## DO THIS
Using the data below, tally the lines that include the string "Total". Only the number is wanted.

* * * * * * *

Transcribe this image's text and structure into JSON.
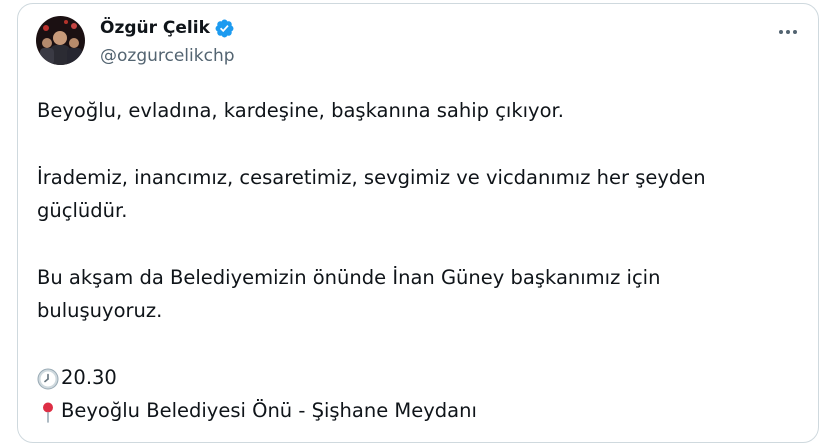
{
  "author": {
    "display_name": "Özgür Çelik",
    "handle": "@ozgurcelikchp",
    "avatar_icon": "profile-photo",
    "verified_icon": "verified-badge-icon",
    "verified_color": "#1d9bf0"
  },
  "menu": {
    "icon": "more-horizontal-icon"
  },
  "tweet": {
    "line1": "Beyoğlu, evladına, kardeşine, başkanına sahip çıkıyor.",
    "line2": "İrademiz, inancımız, cesaretimiz, sevgimiz ve vicdanımız her şeyden\ngüçlüdür.",
    "line3": "Bu akşam da Belediyemizin önünde İnan Güney başkanımız için\nbuluşuyoruz.",
    "time_icon": "clock-icon",
    "time_text": "20.30",
    "location_icon": "round-pushpin-icon",
    "location_text": "Beyoğlu Belediyesi Önü - Şişhane Meydanı"
  },
  "colors": {
    "text_primary": "#0f1419",
    "text_secondary": "#536471",
    "border": "#cfd9de"
  }
}
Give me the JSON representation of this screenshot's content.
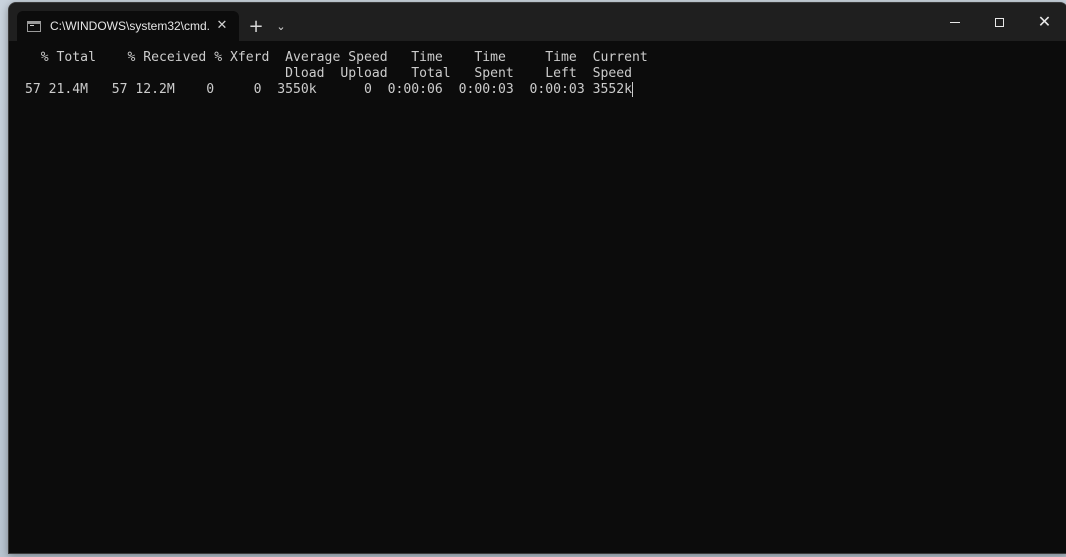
{
  "window": {
    "tab_title": "C:\\WINDOWS\\system32\\cmd.",
    "tab_close_glyph": "✕",
    "new_tab_glyph": "+",
    "dropdown_glyph": "⌄",
    "close_glyph": "✕"
  },
  "terminal": {
    "lines": [
      "  % Total    % Received % Xferd  Average Speed   Time    Time     Time  Current",
      "                                 Dload  Upload   Total   Spent    Left  Speed",
      "57 21.4M   57 12.2M    0     0  3550k      0  0:00:06  0:00:03  0:00:03 3552k"
    ]
  },
  "icons": {
    "tab": "terminal-icon",
    "minimize": "minimize-icon",
    "maximize": "maximize-icon",
    "close": "close-icon"
  }
}
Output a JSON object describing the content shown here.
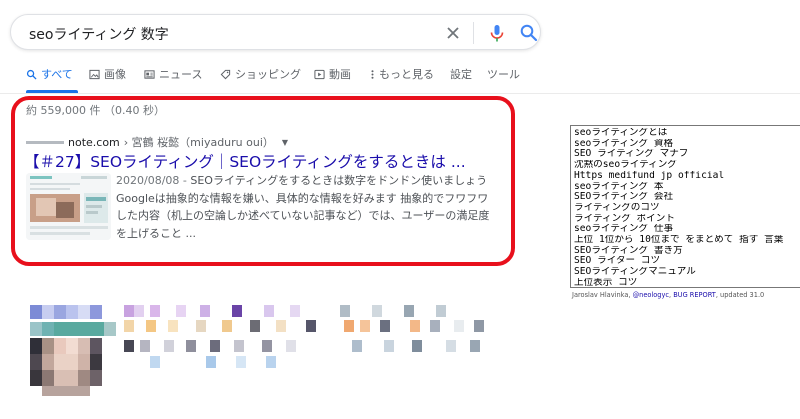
{
  "search": {
    "query": "seoライティング 数字"
  },
  "tabs": [
    {
      "label": "すべて",
      "icon": "search-icon",
      "active": true
    },
    {
      "label": "画像",
      "icon": "image-icon"
    },
    {
      "label": "ニュース",
      "icon": "news-icon"
    },
    {
      "label": "ショッピング",
      "icon": "tag-icon"
    },
    {
      "label": "動画",
      "icon": "video-icon"
    },
    {
      "label": "もっと見る",
      "icon": "more-vert-icon"
    },
    {
      "label": "設定"
    },
    {
      "label": "ツール"
    }
  ],
  "stats": "約 559,000 件 （0.40 秒）",
  "result": {
    "domain": "note.com",
    "breadcrumb": "› 宮鶴 桜懿（miyaduru oui）",
    "title": "【＃27】SEOライティング｜SEOライティングをするときは ...",
    "date": "2020/08/08 - ",
    "snippet_lines": [
      "SEOライティングをするときは数字をドンドン使いましょう",
      "Googleは抽象的な情報を嫌い、具体的な情報を好みます 抽象的でフワフワ",
      "した内容（机上の空論しか述べていない記事など）では、ユーザーの満足度",
      "を上げること ..."
    ]
  },
  "suggestions": [
    "seoライティングとは",
    "seoライティング 資格",
    "SEO ライティング マナブ",
    "沈黙のseoライティング",
    "Https medifund jp official",
    "seoライティング 本",
    "SEOライティング 会社",
    "ライティングのコツ",
    "ライティング ポイント",
    "seoライティング 仕事",
    "上位 1位から 10位まで をまとめて 指す 言葉",
    "SEOライティング 書き方",
    "SEO ライター コツ",
    "SEOライティングマニュアル",
    "上位表示 コツ"
  ],
  "credit": {
    "prefix": "Jaroslav Hlavinka, ",
    "handle": "@neologyc",
    "sep": ", ",
    "bug": "BUG REPORT",
    "suffix": ", updated 31.0"
  },
  "colors": {
    "highlight": "#e8101c",
    "link": "#1a0dab",
    "accent": "#1a73e8"
  }
}
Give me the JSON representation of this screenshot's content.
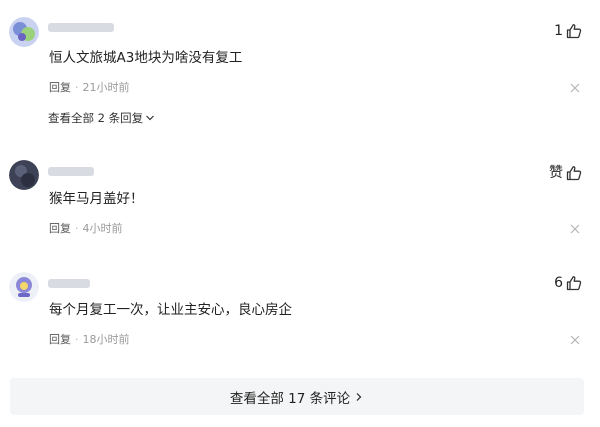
{
  "comments": [
    {
      "likes": "1",
      "text": "恒人文旅城A3地块为啥没有复工",
      "reply_label": "回复",
      "time": "21小时前",
      "view_replies": "查看全部 2 条回复"
    },
    {
      "likes": "赞",
      "text": "猴年马月盖好！",
      "reply_label": "回复",
      "time": "4小时前"
    },
    {
      "likes": "6",
      "text": "每个月复工一次，让业主安心，良心房企",
      "reply_label": "回复",
      "time": "18小时前"
    }
  ],
  "footer": {
    "label": "查看全部 17 条评论"
  },
  "icons": {
    "like": "thumbs-up-icon",
    "close": "close-icon",
    "expand": "chevron-down-icon",
    "more": "chevron-right-icon"
  }
}
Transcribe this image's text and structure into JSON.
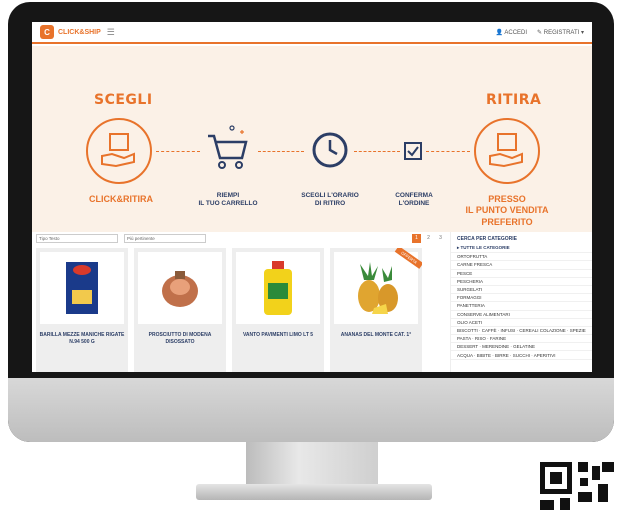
{
  "header": {
    "logo_mark": "C",
    "brand": "CLICK&SHIP",
    "menu_icon": "hamburger-icon",
    "login": "ACCEDI",
    "register": "REGISTRATI"
  },
  "hero": {
    "left_title": "SCEGLI",
    "left_caption": "CLICK&RITIRA",
    "step1": "RIEMPI\nIL TUO CARRELLO",
    "step2": "SCEGLI L'ORARIO\nDI RITIRO",
    "step3": "CONFERMA\nL'ORDINE",
    "right_title": "RITIRA",
    "right_caption": "PRESSO\nIL PUNTO VENDITA\nPREFERITO"
  },
  "filters": {
    "type": "Tipo Testo",
    "sort": "Più pertinente"
  },
  "pager": [
    "1",
    "2",
    "3",
    "»"
  ],
  "products": [
    {
      "name": "BARILLA MEZZE MANICHE RIGATE N.94 500 G"
    },
    {
      "name": "PROSCIUTTO DI MODENA DISOSSATO"
    },
    {
      "name": "VANTO PAVIMENTI LIMO LT 5"
    },
    {
      "name": "ANANAS DEL MONTE CAT. 1°",
      "badge": "OFFERTA"
    }
  ],
  "sidebar": {
    "title": "CERCA PER CATEGORIE",
    "items": [
      "TUTTE LE CATEGORIE",
      "ORTOFRUTTA",
      "CARNE FRESCA",
      "PESCE",
      "PESCHERIA",
      "SURGELATI",
      "FORMAGGI",
      "PANETTERIA",
      "CONSERVE ALIMENTARI",
      "OLIO ACETI",
      "BISCOTTI · CAFFÈ · INFUSI · CEREALI COLAZIONE · SPEZIE",
      "PASTA · RISO · FARINE",
      "DESSERT · MERENDINE · GELATINE",
      "ACQUA · BIBITE · BIRRE · SUCCHI · APERITIVI"
    ]
  },
  "colors": {
    "accent": "#e8732b",
    "navy": "#2c3e66"
  }
}
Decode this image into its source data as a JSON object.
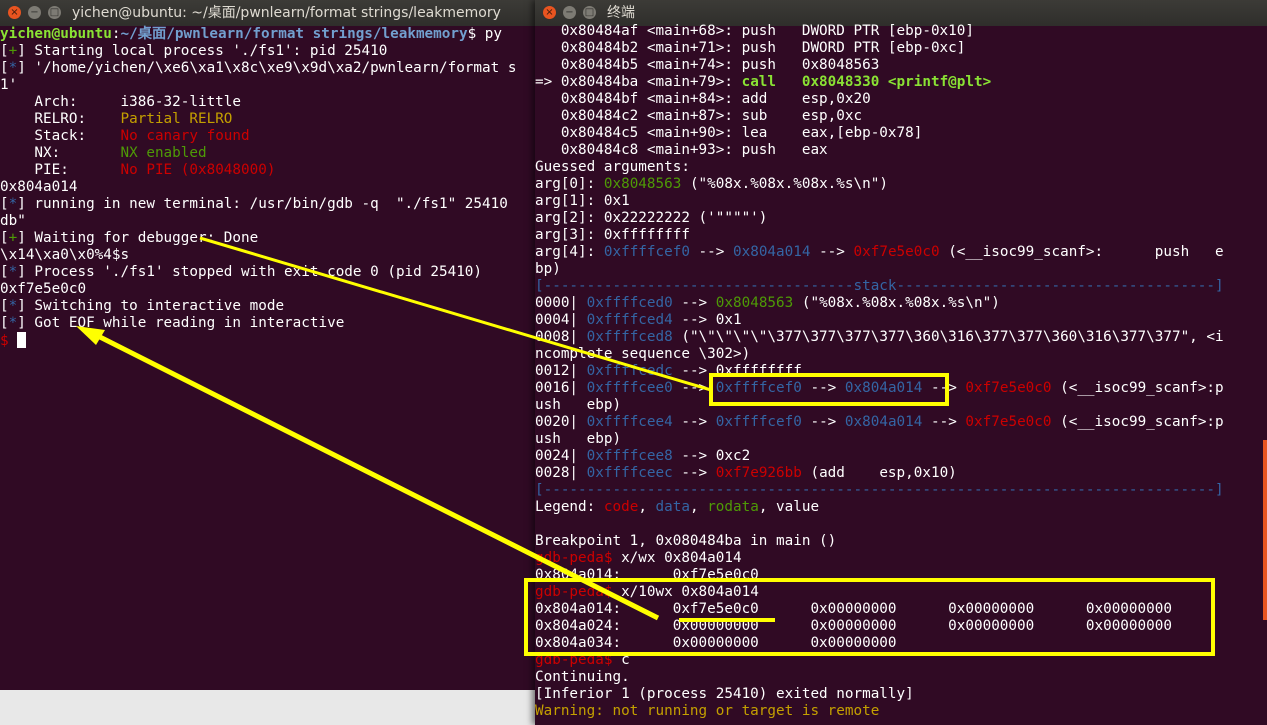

* * * * * * *

## COMPLETE OUTPUT
2